__Instructions to follow__
Select from the data all lines with the word "CFHTLS".

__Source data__
+-------+
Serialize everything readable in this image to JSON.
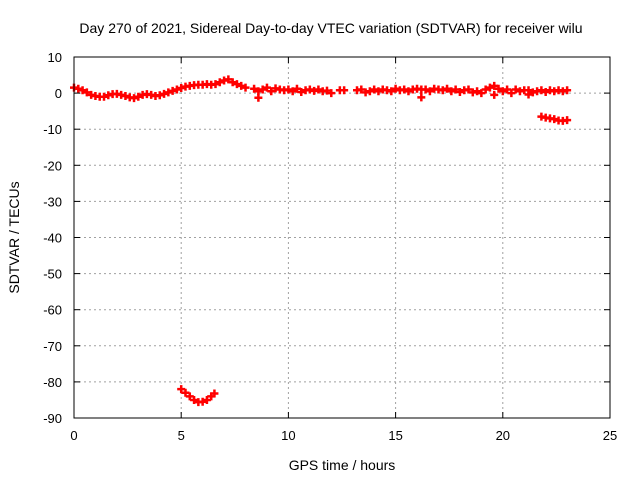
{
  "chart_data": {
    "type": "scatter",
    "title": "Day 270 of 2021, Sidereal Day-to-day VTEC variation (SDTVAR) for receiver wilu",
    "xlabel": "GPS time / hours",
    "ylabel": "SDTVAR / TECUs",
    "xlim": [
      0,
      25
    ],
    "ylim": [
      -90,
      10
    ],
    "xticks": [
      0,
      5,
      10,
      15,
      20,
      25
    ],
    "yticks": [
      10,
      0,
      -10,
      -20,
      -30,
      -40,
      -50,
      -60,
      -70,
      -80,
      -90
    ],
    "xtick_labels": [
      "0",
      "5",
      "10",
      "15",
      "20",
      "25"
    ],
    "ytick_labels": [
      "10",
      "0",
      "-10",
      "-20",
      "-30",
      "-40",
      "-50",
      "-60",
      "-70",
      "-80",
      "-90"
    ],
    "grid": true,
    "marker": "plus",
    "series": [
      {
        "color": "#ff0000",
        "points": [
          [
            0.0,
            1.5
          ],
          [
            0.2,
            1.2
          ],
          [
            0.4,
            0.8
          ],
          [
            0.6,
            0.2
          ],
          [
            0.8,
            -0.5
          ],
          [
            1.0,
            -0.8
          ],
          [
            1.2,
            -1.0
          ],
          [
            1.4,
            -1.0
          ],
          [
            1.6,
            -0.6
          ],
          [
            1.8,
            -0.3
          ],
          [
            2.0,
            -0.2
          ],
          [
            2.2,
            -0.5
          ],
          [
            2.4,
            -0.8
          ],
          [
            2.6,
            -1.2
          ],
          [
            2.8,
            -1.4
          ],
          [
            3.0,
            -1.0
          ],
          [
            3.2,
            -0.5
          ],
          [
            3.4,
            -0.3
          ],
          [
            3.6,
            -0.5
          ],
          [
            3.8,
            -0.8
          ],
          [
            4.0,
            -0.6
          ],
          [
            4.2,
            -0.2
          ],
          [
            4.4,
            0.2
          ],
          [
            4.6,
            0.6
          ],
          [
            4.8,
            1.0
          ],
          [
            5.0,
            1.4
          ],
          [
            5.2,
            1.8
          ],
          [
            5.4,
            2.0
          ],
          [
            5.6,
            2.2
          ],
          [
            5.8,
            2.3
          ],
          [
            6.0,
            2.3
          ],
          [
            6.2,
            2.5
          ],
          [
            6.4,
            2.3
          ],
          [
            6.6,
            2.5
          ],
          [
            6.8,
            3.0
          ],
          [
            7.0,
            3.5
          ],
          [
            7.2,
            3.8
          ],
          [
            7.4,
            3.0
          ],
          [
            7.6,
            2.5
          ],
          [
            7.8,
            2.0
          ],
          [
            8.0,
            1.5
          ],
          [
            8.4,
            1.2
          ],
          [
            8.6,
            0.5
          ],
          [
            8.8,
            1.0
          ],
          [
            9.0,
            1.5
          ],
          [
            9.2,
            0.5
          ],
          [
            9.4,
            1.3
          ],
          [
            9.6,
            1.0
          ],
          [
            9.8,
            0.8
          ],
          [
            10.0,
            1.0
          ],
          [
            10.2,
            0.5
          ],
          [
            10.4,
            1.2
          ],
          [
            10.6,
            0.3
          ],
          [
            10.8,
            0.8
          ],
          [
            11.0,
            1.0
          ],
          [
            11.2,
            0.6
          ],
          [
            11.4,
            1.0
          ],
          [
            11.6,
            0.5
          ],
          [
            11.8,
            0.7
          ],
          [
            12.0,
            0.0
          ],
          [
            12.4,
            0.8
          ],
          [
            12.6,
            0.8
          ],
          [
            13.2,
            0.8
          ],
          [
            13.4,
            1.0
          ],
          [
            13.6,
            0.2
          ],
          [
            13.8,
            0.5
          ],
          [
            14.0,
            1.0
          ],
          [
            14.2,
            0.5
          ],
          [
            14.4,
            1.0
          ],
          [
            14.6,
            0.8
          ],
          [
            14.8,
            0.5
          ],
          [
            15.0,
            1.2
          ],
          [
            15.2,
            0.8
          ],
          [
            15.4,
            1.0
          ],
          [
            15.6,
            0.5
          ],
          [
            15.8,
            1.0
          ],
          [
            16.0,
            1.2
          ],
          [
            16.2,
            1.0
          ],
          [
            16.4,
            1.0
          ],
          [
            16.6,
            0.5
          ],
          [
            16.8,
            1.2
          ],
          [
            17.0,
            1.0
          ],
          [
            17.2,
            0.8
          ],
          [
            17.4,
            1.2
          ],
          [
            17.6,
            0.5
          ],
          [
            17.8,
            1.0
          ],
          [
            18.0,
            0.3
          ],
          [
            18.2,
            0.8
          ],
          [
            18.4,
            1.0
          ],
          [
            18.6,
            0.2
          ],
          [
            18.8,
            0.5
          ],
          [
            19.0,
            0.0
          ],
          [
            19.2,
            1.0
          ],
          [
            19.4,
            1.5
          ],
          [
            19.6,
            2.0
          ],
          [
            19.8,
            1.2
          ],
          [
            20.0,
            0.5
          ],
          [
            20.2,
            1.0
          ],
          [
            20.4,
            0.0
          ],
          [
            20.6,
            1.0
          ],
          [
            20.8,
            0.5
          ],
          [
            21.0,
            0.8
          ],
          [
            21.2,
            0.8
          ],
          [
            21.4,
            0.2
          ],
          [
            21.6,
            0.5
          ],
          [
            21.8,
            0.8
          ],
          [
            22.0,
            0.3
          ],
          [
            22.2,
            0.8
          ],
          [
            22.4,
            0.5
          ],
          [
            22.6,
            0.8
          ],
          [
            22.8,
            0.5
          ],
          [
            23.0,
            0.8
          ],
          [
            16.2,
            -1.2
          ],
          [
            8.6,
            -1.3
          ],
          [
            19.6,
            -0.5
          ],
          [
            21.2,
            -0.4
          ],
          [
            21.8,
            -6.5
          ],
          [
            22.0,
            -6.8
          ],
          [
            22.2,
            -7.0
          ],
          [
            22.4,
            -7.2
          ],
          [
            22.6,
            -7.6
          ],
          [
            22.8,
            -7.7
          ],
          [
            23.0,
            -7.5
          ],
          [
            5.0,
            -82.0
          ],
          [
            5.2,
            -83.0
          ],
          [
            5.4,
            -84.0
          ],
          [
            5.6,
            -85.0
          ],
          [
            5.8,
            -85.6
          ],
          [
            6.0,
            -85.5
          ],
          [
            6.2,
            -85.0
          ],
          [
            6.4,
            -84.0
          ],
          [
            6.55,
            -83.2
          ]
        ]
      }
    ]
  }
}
+-------+
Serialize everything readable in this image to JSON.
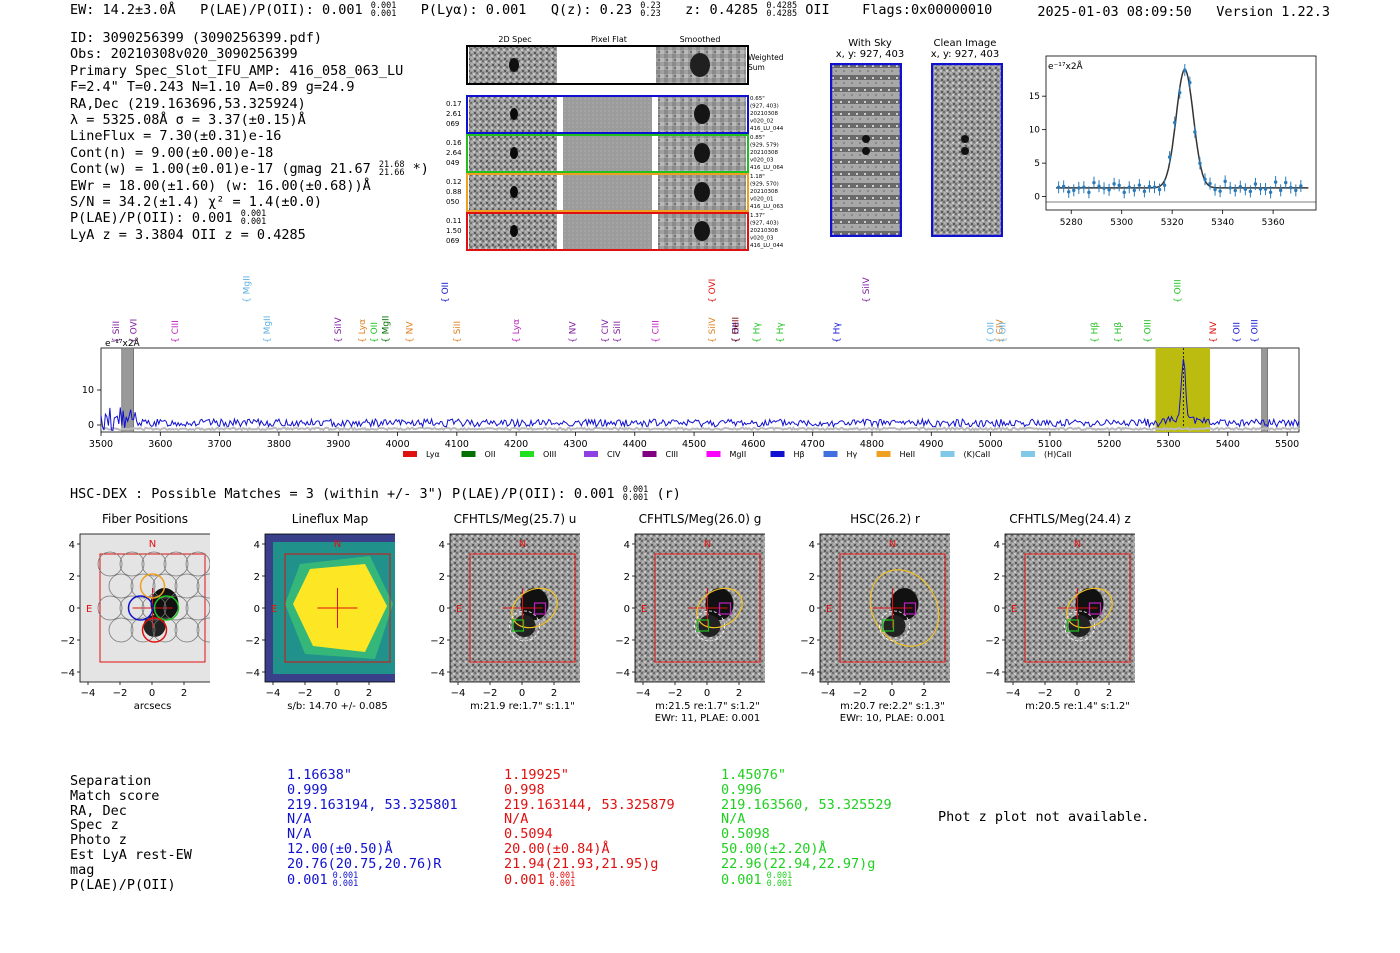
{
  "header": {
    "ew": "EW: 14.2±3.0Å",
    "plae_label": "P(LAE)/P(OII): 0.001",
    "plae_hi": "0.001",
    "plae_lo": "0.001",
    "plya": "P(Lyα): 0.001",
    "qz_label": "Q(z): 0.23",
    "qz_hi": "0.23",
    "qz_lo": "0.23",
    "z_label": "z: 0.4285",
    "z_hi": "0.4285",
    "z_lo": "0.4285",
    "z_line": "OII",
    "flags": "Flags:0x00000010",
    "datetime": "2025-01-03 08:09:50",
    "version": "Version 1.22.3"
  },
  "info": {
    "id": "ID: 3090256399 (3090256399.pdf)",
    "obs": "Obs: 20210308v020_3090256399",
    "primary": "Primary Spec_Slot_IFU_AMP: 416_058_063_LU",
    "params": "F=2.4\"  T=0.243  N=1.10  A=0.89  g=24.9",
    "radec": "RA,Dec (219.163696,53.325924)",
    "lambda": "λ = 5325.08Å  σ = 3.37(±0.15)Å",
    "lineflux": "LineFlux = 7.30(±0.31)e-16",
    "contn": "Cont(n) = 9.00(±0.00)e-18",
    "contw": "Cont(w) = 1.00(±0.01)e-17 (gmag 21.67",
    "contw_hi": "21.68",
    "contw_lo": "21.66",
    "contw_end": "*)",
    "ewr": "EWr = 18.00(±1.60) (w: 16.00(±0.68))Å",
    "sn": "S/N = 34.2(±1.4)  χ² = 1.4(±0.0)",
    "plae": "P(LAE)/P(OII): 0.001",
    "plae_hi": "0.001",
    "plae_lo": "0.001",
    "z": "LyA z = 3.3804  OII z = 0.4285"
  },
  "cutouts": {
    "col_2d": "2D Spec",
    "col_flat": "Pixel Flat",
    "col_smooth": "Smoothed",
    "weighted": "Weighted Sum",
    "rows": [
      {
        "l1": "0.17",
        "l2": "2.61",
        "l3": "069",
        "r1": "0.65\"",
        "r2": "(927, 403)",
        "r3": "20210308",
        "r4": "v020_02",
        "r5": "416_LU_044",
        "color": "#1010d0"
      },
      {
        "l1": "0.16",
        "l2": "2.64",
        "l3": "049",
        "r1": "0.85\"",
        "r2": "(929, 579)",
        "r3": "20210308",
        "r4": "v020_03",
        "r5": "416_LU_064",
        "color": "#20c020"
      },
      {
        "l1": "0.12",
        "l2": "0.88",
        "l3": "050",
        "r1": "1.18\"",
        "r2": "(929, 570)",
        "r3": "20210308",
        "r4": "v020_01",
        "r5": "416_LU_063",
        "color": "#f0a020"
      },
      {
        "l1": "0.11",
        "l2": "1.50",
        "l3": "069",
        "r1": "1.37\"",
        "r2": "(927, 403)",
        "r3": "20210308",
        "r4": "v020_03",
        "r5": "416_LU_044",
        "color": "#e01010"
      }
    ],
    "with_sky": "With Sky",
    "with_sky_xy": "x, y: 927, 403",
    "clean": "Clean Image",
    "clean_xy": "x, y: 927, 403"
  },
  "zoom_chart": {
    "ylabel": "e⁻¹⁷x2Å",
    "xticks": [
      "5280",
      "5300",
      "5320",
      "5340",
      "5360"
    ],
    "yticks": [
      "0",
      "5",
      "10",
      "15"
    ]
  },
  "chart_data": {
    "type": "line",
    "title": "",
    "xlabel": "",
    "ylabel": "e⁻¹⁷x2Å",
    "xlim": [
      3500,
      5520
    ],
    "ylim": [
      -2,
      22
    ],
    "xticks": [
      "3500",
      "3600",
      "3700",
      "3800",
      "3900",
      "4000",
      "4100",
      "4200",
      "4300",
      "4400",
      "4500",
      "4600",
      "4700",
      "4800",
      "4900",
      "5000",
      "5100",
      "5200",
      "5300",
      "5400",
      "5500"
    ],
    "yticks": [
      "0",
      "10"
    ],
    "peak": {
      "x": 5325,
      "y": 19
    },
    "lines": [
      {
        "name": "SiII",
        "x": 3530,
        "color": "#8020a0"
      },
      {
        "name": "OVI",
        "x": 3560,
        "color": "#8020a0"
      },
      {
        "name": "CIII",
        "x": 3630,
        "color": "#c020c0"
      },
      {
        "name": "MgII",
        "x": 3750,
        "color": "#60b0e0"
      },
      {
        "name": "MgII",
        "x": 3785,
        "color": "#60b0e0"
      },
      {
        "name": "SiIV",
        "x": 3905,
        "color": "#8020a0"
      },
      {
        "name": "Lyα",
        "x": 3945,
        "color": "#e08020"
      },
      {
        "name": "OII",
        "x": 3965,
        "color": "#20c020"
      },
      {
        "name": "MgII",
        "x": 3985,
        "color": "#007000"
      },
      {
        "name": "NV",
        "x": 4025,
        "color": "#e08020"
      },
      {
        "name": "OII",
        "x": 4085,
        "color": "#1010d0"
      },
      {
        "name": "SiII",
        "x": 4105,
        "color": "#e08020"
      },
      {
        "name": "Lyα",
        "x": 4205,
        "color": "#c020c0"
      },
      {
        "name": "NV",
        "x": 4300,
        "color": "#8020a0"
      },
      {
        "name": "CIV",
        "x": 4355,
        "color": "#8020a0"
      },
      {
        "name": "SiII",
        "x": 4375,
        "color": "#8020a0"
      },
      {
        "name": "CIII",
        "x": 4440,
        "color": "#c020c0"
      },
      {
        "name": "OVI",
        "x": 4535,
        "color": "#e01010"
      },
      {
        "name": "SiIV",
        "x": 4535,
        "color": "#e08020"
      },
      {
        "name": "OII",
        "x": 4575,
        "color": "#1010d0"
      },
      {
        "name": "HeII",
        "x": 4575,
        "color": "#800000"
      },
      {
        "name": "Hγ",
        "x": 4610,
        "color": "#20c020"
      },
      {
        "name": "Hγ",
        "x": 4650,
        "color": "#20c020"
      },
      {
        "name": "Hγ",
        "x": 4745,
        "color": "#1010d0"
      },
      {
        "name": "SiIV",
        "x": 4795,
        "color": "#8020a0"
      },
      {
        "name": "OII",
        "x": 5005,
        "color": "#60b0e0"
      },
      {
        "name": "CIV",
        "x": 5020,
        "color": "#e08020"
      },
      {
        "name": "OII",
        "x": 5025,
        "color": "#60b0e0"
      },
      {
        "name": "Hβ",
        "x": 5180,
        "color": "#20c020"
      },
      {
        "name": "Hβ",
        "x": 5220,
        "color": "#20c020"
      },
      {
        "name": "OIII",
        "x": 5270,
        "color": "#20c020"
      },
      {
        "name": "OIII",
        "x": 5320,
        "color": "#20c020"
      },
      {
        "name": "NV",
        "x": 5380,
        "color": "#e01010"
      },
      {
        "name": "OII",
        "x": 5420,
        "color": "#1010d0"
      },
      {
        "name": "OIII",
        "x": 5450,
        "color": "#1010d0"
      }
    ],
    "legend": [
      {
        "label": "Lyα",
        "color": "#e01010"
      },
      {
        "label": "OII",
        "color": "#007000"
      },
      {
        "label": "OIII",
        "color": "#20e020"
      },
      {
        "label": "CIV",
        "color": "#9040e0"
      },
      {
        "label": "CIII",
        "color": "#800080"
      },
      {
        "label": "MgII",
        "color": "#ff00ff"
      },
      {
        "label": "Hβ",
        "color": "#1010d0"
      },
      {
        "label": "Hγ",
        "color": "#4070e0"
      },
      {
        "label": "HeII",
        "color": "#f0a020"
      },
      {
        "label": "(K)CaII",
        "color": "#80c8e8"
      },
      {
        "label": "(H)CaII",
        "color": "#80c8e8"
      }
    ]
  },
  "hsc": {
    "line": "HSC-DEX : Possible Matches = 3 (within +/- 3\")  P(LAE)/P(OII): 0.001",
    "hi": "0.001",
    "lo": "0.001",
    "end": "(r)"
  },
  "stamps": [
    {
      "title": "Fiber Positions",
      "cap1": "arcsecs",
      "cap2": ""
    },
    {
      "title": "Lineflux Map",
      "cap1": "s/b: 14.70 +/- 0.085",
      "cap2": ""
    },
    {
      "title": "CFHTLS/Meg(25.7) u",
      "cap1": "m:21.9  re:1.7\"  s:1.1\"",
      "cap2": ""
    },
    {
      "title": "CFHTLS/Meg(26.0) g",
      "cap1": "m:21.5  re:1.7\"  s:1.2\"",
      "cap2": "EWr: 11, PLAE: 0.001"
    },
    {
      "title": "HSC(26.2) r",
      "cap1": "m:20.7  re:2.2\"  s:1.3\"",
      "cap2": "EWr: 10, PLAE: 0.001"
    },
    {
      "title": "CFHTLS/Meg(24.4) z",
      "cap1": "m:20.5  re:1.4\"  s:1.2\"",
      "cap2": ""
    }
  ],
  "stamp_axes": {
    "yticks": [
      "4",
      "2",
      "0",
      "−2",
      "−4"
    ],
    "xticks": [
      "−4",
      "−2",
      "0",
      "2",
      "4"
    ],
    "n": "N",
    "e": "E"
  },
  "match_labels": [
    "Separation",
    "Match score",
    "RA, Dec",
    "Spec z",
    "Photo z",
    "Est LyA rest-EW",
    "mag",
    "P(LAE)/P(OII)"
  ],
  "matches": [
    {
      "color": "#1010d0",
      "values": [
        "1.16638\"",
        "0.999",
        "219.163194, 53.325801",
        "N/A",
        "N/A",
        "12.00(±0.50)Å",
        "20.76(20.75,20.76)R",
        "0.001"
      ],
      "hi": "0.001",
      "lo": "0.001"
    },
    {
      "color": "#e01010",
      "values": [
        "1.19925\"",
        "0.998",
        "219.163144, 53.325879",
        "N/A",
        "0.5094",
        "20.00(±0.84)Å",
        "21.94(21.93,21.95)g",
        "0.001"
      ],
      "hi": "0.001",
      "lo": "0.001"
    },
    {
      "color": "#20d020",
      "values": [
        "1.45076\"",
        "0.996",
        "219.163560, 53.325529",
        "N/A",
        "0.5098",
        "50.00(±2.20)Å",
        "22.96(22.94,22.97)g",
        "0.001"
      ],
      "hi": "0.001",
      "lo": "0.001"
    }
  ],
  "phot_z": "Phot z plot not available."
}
+-------+
__Answer to the task__
      "title": "CFHTLS/Meg(25.7) u",
      "title": "CFHTLS/Meg(26.0) g",
      "title": "CFHTLS/Meg(24.4) z",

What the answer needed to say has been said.